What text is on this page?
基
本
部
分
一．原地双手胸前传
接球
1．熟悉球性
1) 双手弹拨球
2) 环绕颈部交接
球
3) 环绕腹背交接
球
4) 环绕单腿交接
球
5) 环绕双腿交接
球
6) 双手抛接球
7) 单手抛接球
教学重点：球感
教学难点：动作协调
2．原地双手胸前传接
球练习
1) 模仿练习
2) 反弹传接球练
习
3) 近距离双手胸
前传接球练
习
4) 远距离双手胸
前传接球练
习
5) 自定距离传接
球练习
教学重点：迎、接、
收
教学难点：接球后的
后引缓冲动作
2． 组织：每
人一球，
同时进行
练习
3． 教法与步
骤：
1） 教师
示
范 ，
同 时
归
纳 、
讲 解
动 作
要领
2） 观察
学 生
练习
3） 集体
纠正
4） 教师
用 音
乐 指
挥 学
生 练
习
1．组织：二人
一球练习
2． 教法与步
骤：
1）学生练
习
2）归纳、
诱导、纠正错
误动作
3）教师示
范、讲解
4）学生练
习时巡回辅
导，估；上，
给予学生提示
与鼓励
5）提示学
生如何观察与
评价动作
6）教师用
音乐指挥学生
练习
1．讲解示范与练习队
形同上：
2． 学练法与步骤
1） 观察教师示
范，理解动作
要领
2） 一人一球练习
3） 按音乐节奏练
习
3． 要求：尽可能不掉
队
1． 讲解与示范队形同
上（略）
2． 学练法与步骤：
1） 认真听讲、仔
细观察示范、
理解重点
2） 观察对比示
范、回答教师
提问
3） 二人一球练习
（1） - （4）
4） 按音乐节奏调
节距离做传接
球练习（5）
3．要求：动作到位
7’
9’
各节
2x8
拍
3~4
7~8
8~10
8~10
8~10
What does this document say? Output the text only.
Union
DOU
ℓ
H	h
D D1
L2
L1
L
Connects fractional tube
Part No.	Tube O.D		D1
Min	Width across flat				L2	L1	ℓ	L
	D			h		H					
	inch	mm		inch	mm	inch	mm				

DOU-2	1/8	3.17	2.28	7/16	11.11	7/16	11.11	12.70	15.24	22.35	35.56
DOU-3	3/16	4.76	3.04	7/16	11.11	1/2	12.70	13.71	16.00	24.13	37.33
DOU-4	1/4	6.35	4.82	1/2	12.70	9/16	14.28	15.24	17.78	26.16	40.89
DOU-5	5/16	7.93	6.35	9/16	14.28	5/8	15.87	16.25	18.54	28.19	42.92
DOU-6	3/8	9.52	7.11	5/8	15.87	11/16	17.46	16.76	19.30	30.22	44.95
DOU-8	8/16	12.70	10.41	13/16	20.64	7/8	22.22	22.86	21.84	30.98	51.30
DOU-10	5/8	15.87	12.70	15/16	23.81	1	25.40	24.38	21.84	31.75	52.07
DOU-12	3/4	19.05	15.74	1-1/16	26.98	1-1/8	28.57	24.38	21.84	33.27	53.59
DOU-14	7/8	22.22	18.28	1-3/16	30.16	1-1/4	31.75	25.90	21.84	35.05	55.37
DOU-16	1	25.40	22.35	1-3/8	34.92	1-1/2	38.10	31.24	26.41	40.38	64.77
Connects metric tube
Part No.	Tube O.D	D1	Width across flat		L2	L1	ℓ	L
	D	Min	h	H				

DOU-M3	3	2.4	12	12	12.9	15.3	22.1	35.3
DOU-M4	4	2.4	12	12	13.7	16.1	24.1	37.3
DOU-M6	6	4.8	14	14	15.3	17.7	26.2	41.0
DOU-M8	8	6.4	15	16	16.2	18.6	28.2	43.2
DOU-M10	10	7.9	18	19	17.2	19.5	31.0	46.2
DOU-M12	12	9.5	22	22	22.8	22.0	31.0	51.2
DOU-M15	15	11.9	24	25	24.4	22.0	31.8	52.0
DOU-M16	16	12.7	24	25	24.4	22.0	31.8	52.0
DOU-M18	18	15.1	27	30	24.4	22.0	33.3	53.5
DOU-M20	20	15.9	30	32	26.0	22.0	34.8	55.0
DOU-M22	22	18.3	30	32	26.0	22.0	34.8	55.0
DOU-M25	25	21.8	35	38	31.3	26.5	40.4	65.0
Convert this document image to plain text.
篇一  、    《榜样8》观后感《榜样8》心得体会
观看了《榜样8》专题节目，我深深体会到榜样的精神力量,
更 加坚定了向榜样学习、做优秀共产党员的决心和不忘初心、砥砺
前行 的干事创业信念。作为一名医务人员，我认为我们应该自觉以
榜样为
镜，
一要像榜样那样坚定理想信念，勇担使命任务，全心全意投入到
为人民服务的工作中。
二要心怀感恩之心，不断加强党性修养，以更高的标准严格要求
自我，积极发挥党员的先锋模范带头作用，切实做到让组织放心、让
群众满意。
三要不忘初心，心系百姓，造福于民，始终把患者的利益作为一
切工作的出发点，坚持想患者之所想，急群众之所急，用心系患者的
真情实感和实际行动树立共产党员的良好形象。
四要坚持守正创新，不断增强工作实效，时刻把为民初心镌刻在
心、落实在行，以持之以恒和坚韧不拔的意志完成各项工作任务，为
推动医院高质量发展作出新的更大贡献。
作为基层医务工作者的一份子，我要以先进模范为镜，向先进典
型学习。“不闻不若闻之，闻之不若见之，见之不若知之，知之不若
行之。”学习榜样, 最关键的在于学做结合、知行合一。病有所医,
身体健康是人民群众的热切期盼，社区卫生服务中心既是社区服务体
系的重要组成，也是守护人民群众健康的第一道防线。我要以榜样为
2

# # # # # # #

**Instructions to follow**
A number is the only answer here: how many lines of the material above contain "across"?

**Response below**
2